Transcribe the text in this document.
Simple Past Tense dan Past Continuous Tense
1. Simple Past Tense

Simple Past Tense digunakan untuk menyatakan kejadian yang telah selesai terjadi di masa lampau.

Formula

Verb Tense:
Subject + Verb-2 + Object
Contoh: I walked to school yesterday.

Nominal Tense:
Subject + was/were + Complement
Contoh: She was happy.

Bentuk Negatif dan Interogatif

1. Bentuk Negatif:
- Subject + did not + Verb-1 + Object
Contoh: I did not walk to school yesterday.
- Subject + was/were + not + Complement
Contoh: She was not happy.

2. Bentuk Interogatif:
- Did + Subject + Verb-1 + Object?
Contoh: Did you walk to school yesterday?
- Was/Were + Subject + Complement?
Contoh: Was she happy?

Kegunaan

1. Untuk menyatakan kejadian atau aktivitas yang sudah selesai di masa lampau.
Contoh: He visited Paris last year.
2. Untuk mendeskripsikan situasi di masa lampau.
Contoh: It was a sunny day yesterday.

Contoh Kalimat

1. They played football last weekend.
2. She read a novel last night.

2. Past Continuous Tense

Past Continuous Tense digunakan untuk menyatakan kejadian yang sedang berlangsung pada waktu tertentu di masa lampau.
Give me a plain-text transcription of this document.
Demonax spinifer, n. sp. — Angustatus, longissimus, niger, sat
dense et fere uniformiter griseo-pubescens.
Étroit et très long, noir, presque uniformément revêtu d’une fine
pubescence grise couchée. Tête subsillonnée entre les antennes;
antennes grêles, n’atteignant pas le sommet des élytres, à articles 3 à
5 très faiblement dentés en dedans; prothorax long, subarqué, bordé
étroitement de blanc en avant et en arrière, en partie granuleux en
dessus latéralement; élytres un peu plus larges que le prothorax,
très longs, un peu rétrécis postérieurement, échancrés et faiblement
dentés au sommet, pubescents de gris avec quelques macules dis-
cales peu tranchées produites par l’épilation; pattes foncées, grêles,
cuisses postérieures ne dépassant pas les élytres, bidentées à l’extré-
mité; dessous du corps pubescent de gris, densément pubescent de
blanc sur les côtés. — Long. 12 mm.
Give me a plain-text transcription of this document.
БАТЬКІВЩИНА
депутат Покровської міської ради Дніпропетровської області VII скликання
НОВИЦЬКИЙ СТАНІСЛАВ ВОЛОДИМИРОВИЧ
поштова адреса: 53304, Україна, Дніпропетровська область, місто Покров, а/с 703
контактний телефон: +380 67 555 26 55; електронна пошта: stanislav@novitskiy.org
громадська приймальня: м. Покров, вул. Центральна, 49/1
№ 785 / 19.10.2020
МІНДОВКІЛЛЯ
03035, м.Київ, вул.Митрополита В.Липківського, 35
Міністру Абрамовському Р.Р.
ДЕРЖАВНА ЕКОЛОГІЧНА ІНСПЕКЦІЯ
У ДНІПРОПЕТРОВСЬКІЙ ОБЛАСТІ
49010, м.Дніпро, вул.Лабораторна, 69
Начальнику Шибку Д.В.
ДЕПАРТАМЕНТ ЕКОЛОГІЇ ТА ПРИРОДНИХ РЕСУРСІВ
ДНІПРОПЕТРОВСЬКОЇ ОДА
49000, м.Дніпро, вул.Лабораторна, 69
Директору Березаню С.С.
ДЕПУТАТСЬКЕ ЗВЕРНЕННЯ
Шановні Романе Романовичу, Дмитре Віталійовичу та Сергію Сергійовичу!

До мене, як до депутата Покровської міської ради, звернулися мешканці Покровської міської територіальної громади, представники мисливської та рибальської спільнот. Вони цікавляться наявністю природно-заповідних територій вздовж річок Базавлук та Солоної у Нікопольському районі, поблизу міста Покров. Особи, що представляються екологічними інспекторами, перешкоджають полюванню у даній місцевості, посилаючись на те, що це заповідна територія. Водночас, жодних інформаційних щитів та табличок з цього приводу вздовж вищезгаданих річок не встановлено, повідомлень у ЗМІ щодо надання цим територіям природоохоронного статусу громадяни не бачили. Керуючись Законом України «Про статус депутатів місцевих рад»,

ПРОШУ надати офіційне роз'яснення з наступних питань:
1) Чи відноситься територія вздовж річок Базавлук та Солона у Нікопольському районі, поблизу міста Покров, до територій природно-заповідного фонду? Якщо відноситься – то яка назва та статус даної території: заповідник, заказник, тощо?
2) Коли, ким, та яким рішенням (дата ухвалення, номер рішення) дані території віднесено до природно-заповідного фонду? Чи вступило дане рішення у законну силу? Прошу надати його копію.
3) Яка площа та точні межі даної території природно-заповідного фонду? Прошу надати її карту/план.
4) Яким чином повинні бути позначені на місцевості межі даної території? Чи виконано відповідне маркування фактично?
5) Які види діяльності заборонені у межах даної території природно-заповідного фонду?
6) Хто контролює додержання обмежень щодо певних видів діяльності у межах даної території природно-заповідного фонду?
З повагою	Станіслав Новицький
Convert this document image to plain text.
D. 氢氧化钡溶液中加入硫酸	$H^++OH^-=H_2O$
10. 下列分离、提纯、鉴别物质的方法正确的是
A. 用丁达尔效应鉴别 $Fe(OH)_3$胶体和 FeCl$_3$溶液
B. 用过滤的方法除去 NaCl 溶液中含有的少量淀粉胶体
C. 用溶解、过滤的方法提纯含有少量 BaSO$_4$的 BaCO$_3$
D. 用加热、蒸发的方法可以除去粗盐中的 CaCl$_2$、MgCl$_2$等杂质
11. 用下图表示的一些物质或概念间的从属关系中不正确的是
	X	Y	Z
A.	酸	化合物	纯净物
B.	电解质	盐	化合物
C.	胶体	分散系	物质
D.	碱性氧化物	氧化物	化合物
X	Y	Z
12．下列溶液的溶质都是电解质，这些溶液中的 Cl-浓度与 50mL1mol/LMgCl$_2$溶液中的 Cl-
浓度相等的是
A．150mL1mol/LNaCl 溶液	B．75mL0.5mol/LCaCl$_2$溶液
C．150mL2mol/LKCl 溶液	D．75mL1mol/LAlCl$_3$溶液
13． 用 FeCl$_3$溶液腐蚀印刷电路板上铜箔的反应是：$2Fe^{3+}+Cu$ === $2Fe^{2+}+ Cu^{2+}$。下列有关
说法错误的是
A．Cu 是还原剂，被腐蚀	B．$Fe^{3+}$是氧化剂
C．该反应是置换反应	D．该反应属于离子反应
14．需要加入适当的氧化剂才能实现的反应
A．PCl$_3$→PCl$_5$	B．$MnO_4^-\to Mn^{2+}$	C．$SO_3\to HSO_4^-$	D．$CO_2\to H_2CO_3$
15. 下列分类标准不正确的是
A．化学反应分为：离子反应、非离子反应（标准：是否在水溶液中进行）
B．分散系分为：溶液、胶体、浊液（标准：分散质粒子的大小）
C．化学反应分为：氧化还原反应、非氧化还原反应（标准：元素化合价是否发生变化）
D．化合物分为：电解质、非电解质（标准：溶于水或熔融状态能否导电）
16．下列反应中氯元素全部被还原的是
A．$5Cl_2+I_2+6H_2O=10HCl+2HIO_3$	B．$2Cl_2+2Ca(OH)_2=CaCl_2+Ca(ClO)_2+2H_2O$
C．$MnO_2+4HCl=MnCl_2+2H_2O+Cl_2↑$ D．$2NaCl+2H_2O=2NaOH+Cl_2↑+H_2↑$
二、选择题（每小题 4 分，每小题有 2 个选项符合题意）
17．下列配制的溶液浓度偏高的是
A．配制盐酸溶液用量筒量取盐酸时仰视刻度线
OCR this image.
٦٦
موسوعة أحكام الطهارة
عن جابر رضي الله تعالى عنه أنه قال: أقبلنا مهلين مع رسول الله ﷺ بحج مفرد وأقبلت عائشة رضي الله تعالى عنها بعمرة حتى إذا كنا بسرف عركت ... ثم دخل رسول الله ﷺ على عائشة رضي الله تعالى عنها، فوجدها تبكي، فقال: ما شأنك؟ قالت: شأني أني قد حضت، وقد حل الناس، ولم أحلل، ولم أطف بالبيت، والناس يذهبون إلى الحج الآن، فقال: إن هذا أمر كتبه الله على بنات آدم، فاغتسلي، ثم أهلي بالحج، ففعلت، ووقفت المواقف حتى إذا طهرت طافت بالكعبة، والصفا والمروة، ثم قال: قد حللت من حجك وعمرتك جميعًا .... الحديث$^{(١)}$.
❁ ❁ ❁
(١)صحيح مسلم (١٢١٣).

━━━━━━━━━━

WHAT IS BEING ASKED:
Return each line of the listing that holds the string "yesterday".

EXERCISE RESPONSE:
Contoh: I walked to school yesterday.
Contoh: I did not walk to school yesterday.
Contoh: Did you walk to school yesterday?
Contoh: It was a sunny day yesterday.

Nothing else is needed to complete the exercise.